# GOAL OF THE EXERCISE
Copy every line that contains the string "kind" from the entries below.

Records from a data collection
——————————

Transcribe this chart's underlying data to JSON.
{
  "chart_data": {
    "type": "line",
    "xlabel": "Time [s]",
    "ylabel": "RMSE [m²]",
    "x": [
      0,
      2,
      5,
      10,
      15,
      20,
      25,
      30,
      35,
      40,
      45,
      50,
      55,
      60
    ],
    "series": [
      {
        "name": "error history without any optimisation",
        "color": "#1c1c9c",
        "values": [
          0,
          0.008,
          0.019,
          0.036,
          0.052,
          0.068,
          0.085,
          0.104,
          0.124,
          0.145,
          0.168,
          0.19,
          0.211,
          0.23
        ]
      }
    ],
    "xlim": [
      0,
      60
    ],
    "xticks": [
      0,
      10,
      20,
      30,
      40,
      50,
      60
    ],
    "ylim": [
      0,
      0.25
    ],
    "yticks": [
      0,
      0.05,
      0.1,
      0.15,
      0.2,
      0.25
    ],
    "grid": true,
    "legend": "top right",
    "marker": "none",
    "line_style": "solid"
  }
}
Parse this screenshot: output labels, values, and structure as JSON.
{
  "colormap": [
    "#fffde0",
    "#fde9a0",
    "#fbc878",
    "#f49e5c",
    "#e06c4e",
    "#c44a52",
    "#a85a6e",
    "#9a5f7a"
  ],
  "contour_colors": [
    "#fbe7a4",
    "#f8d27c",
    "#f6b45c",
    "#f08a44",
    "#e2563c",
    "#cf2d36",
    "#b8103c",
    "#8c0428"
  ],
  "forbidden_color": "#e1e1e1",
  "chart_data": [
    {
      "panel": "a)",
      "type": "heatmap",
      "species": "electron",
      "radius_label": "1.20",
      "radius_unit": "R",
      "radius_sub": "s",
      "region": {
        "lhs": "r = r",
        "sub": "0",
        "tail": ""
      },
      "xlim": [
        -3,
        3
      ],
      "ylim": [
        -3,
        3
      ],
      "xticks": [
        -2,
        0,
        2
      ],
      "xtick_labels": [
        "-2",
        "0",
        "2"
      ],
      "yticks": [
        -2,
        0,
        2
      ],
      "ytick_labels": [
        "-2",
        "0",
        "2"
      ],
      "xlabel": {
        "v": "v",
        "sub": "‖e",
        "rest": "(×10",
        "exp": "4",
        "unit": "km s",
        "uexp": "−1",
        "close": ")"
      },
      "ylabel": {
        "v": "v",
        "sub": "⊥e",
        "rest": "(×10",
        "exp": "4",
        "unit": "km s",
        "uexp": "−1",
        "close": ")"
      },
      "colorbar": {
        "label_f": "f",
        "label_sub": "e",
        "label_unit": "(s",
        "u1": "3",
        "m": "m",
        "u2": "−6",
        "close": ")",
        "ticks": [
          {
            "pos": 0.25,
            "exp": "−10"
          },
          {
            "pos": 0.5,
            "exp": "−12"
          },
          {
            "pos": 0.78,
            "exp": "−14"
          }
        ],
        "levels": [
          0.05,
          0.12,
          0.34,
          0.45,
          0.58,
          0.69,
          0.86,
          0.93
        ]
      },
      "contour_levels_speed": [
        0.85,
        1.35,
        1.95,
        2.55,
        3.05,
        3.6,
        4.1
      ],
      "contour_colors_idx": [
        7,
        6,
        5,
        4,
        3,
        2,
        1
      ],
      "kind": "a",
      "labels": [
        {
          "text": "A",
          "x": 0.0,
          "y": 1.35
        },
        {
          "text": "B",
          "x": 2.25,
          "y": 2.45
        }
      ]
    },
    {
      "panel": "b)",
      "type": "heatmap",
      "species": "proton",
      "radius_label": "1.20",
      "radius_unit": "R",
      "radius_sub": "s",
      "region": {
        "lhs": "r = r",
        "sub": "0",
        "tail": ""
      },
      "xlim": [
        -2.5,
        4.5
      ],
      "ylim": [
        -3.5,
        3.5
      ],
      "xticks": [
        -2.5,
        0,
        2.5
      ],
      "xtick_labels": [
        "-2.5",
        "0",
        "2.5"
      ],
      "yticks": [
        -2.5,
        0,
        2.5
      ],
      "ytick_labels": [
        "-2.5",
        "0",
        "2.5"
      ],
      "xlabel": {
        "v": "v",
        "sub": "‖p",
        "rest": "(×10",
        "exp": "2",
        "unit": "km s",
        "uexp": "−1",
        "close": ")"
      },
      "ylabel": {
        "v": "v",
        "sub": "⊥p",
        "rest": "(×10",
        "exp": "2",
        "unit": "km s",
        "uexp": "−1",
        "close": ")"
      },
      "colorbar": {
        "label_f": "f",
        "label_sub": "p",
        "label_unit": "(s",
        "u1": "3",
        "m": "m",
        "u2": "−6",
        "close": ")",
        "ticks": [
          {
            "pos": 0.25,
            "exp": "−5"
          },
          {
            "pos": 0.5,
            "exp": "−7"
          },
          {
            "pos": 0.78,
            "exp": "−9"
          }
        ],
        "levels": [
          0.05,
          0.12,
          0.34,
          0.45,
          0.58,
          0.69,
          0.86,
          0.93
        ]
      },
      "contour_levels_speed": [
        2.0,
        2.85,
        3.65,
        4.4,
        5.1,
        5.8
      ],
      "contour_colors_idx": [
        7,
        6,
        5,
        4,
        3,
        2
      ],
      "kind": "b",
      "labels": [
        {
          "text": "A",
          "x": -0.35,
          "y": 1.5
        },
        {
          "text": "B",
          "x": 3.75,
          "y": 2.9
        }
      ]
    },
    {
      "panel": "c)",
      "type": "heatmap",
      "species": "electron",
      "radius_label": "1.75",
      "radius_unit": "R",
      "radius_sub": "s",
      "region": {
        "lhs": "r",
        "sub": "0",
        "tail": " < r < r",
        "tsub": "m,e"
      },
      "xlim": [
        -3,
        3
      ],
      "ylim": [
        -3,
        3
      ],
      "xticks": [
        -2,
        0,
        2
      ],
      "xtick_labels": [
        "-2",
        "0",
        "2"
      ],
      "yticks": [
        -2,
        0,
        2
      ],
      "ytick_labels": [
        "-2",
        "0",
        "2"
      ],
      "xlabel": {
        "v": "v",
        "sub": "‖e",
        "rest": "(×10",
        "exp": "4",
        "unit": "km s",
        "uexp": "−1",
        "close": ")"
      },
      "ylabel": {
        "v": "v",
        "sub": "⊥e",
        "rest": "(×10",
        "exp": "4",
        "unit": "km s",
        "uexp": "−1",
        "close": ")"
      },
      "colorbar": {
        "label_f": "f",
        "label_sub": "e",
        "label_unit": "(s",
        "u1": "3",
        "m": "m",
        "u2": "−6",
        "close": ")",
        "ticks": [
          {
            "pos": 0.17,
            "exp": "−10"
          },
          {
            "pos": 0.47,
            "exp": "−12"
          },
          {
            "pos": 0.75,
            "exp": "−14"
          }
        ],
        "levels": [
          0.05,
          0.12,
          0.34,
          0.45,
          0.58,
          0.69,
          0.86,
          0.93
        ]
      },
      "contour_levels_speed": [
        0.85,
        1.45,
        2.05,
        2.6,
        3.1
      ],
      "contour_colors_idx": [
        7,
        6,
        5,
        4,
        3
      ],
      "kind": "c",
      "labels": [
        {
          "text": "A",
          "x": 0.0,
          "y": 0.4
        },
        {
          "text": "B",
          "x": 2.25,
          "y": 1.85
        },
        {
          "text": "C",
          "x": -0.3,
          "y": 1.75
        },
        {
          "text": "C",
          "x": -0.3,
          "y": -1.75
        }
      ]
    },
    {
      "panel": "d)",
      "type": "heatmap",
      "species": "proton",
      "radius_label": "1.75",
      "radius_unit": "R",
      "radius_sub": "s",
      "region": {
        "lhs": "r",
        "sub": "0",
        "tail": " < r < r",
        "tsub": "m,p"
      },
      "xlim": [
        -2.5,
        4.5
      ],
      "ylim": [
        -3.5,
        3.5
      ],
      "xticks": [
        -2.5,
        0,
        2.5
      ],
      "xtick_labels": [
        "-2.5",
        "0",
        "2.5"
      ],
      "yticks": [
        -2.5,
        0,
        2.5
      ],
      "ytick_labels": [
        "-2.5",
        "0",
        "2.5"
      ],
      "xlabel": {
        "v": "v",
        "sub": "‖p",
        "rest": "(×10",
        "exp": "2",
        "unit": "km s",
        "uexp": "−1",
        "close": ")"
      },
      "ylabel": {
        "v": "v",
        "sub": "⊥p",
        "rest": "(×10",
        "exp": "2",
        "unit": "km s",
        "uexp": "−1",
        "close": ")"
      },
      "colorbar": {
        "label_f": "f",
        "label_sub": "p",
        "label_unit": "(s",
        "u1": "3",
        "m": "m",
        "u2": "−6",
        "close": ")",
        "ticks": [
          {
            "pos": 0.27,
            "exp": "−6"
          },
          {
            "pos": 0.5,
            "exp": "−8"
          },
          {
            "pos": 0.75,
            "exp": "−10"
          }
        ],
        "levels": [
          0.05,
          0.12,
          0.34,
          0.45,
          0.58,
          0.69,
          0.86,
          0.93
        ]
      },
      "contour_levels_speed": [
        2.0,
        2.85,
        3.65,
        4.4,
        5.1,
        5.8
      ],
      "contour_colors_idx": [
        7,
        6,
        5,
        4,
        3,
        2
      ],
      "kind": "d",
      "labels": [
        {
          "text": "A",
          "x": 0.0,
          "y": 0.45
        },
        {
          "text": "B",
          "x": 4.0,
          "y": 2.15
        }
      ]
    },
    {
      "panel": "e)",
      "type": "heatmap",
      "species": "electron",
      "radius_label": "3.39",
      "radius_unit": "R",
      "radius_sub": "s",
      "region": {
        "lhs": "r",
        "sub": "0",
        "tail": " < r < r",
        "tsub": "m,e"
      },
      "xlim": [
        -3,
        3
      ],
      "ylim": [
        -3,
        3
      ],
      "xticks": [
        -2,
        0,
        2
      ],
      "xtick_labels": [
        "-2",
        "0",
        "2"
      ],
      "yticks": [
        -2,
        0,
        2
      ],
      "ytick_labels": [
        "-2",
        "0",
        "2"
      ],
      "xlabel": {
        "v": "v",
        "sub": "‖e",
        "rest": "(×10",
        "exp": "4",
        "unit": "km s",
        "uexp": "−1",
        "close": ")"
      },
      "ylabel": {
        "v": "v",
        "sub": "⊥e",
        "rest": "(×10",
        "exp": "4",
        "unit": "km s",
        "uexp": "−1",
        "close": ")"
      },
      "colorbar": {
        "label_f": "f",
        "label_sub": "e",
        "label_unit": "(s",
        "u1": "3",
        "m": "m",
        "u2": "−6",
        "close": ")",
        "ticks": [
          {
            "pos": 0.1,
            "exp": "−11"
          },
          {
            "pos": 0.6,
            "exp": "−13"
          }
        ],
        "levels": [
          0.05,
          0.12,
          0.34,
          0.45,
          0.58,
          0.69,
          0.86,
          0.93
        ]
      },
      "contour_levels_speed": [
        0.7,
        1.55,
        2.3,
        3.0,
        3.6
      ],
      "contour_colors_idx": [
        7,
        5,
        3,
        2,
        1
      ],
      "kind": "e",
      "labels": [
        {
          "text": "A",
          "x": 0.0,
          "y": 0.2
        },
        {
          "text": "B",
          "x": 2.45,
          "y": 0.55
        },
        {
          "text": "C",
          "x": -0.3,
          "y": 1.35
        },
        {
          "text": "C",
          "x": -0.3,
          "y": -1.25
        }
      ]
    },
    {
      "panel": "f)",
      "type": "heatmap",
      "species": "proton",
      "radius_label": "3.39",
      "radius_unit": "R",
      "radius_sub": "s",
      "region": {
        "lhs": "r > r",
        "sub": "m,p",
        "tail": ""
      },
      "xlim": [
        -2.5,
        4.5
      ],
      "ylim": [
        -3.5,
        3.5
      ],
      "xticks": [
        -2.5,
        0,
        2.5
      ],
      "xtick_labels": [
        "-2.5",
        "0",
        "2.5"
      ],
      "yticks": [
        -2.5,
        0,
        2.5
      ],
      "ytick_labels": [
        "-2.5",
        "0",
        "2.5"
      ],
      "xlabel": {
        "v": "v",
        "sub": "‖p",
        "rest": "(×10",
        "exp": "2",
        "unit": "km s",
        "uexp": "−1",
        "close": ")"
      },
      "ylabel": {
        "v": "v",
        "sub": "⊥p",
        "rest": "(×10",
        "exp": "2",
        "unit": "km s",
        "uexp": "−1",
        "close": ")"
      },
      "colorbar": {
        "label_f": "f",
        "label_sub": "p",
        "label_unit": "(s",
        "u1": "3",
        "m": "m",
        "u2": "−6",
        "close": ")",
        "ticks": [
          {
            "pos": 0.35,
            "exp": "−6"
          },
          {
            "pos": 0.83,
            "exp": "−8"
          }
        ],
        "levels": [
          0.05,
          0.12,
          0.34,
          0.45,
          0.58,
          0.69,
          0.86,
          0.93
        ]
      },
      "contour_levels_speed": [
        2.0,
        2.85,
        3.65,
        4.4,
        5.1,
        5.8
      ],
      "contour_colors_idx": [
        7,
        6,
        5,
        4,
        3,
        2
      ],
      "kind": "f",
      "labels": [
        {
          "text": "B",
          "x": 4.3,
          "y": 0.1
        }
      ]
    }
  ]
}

——————————

# RESULT FOR THIS TASK
      "kind": "a",
      "kind": "b",
      "kind": "c",
      "kind": "d",
      "kind": "e",
      "kind": "f",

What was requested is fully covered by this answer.